> _Exercise task_: Every entry here needs to be repeated exactly.

Stored items from a collection:

------------------------

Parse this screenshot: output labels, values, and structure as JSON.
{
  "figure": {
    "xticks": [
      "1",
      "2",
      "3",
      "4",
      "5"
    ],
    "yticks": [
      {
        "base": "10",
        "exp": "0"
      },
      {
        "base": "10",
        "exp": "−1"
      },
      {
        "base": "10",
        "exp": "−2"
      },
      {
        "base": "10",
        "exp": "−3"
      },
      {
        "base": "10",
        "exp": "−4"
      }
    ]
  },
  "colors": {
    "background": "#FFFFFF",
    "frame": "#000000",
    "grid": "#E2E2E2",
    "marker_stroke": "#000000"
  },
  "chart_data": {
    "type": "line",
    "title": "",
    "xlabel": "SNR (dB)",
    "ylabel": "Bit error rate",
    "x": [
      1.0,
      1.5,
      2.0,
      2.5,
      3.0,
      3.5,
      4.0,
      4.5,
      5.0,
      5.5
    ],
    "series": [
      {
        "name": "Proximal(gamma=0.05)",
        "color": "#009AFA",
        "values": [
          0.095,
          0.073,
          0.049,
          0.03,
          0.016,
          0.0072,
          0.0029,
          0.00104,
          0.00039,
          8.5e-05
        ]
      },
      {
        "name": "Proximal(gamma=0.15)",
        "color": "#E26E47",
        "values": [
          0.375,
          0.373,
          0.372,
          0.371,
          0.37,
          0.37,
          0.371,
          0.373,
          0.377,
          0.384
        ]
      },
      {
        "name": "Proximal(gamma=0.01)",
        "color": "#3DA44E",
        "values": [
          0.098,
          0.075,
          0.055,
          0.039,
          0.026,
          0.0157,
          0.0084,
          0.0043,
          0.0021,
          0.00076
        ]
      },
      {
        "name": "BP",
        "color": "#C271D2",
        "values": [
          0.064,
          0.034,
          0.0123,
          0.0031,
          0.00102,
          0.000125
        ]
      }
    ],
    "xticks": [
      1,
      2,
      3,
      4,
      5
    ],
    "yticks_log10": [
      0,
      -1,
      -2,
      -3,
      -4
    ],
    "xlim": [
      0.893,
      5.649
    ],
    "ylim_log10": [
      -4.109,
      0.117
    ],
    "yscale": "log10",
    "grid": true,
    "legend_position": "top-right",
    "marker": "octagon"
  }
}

------------------------

> _Worked solution_:
Parse this screenshot: output labels, values, and structure as JSON.
{
  "figure": {
    "xticks": [
      "1",
      "2",
      "3",
      "4",
      "5"
    ],
    "yticks": [
      {
        "base": "10",
        "exp": "0"
      },
      {
        "base": "10",
        "exp": "−1"
      },
      {
        "base": "10",
        "exp": "−2"
      },
      {
        "base": "10",
        "exp": "−3"
      },
      {
        "base": "10",
        "exp": "−4"
      }
    ]
  },
  "colors": {
    "background": "#FFFFFF",
    "frame": "#000000",
    "grid": "#E2E2E2",
    "marker_stroke": "#000000"
  },
  "chart_data": {
    "type": "line",
    "title": "",
    "xlabel": "SNR (dB)",
    "ylabel": "Bit error rate",
    "x": [
      1.0,
      1.5,
      2.0,
      2.5,
      3.0,
      3.5,
      4.0,
      4.5,
      5.0,
      5.5
    ],
    "series": [
      {
        "name": "Proximal(gamma=0.05)",
        "color": "#009AFA",
        "values": [
          0.095,
          0.073,
          0.049,
          0.03,
          0.016,
          0.0072,
          0.0029,
          0.00104,
          0.00039,
          8.5e-05
        ]
      },
      {
        "name": "Proximal(gamma=0.15)",
        "color": "#E26E47",
        "values": [
          0.375,
          0.373,
          0.372,
          0.371,
          0.37,
          0.37,
          0.371,
          0.373,
          0.377,
          0.384
        ]
      },
      {
        "name": "Proximal(gamma=0.01)",
        "color": "#3DA44E",
        "values": [
          0.098,
          0.075,
          0.055,
          0.039,
          0.026,
          0.0157,
          0.0084,
          0.0043,
          0.0021,
          0.00076
        ]
      },
      {
        "name": "BP",
        "color": "#C271D2",
        "values": [
          0.064,
          0.034,
          0.0123,
          0.0031,
          0.00102,
          0.000125
        ]
      }
    ],
    "xticks": [
      1,
      2,
      3,
      4,
      5
    ],
    "yticks_log10": [
      0,
      -1,
      -2,
      -3,
      -4
    ],
    "xlim": [
      0.893,
      5.649
    ],
    "ylim_log10": [
      -4.109,
      0.117
    ],
    "yscale": "log10",
    "grid": true,
    "legend_position": "top-right",
    "marker": "octagon"
  }
}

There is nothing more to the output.